### Stated task
Copy out every line containing the word "noch".

-- begin --

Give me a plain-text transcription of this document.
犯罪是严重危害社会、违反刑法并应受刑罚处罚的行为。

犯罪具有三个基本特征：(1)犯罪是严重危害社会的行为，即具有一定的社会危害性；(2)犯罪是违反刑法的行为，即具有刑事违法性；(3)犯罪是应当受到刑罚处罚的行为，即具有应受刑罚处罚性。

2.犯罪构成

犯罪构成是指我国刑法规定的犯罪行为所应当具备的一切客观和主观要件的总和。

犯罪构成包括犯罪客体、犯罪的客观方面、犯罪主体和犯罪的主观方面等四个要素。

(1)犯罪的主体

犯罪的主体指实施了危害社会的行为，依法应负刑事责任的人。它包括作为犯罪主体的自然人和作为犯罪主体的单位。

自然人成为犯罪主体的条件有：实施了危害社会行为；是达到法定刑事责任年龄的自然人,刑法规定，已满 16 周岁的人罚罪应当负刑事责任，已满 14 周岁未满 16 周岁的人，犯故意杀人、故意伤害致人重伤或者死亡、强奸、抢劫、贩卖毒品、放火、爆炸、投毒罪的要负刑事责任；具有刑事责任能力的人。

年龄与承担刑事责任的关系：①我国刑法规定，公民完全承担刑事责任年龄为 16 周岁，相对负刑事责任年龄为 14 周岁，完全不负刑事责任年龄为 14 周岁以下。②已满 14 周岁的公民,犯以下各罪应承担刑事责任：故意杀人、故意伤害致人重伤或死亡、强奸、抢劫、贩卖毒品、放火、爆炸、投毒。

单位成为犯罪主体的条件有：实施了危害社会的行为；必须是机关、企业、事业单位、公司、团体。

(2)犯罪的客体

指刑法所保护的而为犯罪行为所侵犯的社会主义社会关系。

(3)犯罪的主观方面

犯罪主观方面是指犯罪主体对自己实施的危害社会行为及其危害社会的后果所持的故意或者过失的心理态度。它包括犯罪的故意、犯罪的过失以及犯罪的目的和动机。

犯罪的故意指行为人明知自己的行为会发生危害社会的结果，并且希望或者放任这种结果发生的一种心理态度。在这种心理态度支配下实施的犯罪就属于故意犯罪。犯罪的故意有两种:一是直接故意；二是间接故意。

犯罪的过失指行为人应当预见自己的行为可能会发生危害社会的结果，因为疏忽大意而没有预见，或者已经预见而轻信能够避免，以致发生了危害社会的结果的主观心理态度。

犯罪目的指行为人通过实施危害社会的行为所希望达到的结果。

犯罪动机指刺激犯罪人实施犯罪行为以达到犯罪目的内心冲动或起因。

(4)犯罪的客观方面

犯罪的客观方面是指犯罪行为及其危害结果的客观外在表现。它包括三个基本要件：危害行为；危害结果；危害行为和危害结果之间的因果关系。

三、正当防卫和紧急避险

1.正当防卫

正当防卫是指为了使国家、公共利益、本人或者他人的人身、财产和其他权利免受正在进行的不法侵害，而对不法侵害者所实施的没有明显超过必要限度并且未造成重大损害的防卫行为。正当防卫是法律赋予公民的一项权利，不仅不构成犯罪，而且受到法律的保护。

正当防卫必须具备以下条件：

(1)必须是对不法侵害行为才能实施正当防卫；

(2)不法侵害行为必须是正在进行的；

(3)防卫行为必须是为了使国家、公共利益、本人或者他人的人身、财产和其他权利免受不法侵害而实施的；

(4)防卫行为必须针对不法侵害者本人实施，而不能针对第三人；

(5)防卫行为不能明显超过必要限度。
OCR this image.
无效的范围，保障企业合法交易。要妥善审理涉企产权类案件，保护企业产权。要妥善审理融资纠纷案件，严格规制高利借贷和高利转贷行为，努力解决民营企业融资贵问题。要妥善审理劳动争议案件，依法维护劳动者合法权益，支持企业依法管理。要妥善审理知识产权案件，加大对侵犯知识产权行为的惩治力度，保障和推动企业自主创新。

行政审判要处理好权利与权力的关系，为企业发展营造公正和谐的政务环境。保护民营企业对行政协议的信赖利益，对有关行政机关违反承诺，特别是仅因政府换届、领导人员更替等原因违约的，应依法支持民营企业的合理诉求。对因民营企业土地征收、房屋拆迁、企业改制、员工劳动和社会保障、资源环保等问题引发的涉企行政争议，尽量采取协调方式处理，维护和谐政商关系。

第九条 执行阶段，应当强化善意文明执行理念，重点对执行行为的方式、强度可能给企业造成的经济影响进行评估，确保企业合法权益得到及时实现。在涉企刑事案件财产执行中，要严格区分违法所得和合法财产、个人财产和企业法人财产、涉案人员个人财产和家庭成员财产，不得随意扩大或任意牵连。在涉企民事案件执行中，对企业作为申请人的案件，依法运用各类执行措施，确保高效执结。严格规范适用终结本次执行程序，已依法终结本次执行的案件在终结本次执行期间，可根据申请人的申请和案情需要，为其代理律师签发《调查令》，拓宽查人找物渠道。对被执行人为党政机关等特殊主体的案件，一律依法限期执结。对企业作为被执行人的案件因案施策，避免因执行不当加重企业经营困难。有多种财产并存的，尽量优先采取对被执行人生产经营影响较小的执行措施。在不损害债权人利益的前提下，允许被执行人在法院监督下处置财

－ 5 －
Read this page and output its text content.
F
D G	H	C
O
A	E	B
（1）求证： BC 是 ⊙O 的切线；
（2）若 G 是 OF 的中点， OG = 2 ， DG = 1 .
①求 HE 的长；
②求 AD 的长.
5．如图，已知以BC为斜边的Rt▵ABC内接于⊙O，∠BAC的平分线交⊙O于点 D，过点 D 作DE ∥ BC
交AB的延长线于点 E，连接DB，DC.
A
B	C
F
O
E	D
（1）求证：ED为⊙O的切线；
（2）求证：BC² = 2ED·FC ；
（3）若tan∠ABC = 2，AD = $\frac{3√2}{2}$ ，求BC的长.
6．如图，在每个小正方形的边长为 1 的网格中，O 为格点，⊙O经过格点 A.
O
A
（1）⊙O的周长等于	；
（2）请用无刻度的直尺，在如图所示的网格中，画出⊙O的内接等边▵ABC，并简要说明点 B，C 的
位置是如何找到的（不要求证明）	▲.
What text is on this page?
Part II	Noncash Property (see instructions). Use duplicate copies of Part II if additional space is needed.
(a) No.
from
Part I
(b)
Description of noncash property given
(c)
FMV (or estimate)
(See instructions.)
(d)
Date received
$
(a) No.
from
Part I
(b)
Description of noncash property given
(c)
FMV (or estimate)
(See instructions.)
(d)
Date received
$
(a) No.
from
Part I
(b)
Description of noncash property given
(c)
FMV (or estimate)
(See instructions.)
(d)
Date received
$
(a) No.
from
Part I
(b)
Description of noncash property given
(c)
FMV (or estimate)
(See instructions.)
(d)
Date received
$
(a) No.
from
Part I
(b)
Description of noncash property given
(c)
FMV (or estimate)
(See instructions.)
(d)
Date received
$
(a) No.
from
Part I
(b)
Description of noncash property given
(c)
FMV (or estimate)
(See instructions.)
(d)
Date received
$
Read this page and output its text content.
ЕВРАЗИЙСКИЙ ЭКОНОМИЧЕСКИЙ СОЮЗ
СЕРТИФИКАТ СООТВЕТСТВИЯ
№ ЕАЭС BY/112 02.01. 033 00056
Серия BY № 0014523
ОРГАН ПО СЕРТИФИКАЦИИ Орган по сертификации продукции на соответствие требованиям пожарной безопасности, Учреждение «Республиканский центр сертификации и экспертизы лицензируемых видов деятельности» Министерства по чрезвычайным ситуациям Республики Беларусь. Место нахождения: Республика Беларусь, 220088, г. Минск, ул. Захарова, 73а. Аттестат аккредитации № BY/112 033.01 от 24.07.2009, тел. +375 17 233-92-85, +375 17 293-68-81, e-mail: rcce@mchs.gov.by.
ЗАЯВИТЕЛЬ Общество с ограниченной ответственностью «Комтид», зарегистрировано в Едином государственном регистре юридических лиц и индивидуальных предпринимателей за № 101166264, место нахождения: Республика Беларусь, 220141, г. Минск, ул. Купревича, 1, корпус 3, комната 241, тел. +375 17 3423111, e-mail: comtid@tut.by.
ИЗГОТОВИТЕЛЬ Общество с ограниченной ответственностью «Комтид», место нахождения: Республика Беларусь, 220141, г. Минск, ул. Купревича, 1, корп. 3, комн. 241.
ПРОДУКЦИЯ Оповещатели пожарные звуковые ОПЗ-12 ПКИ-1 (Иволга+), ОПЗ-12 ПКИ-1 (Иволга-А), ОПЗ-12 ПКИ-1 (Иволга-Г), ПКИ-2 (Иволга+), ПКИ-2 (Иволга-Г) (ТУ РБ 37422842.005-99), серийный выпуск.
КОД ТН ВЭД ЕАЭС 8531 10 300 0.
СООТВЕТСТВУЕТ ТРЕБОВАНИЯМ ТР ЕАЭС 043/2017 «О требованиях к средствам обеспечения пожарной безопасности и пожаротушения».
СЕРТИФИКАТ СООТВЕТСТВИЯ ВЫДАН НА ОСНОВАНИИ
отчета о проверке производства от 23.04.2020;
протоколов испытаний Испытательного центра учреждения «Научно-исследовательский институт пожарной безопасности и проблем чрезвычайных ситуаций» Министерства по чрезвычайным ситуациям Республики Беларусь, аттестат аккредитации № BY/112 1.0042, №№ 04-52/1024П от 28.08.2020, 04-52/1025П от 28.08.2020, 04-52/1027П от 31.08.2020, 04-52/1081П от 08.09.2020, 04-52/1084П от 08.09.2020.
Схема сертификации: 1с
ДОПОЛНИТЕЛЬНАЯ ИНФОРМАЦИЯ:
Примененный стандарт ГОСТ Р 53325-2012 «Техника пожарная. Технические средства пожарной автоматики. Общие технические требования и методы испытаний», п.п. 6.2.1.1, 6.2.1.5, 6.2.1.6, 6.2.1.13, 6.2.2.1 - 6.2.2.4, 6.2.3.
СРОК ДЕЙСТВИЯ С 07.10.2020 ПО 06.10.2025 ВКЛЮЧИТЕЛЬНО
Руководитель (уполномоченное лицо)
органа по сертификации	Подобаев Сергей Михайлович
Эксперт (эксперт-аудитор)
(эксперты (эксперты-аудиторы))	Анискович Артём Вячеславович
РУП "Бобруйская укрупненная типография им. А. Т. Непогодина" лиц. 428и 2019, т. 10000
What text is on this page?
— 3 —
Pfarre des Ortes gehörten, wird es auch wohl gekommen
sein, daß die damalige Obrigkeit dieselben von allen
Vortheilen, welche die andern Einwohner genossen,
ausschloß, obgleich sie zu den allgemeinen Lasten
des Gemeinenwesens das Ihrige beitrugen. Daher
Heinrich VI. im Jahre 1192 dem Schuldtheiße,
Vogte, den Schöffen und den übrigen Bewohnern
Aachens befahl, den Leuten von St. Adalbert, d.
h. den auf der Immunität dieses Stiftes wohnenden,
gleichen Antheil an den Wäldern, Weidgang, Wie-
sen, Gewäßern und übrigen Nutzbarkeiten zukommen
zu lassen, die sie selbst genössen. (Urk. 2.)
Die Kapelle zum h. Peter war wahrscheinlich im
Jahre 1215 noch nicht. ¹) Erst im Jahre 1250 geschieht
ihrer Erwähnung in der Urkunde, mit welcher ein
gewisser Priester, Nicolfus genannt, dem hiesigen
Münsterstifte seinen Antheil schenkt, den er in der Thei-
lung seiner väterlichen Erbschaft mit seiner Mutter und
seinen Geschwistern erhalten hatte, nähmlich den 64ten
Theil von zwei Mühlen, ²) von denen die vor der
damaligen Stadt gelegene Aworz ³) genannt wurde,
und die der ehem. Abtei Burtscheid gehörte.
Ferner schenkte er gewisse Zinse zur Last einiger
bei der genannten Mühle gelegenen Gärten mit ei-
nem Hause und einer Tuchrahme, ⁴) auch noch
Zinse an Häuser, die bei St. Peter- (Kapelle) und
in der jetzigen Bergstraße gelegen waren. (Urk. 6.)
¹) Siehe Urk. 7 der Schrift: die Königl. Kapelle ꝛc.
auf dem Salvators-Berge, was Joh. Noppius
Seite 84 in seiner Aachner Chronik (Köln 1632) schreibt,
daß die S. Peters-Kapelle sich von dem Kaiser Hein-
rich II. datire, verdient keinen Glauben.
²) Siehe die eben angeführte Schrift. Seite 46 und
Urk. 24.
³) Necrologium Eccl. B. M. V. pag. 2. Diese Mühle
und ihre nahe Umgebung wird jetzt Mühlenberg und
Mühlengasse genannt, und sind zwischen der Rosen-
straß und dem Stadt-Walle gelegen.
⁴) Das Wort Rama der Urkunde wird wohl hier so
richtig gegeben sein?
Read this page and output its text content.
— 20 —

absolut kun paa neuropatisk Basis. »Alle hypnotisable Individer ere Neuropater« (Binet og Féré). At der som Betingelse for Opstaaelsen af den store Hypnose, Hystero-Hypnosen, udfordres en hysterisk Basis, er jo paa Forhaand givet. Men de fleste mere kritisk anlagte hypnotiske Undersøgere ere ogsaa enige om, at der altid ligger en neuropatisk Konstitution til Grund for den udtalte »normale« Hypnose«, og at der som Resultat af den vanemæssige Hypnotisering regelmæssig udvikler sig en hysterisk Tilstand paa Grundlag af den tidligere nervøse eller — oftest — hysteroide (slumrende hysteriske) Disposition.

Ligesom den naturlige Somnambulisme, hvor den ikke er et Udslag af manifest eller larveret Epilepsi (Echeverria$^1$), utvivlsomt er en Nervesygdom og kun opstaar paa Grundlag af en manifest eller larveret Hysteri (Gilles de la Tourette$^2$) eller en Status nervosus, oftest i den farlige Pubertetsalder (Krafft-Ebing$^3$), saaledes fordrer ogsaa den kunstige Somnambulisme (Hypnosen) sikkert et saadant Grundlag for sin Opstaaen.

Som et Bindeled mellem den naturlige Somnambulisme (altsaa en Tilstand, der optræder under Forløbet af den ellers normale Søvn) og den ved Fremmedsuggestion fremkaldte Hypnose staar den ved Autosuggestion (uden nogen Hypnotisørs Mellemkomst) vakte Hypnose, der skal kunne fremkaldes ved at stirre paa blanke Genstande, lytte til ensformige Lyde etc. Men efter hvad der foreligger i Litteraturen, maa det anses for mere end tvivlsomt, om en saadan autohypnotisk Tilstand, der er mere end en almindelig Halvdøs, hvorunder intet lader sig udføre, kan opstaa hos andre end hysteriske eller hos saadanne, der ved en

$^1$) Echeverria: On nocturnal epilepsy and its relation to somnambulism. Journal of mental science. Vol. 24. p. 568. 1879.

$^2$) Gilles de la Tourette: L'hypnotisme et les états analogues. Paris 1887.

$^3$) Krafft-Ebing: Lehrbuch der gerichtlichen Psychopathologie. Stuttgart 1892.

-- end --

### Solution to this problem
Jahre 1215 noch nicht. ¹) Erst im Jahre 1250 geschieht
nem Hause und einer Tuchrahme, ⁴) auch noch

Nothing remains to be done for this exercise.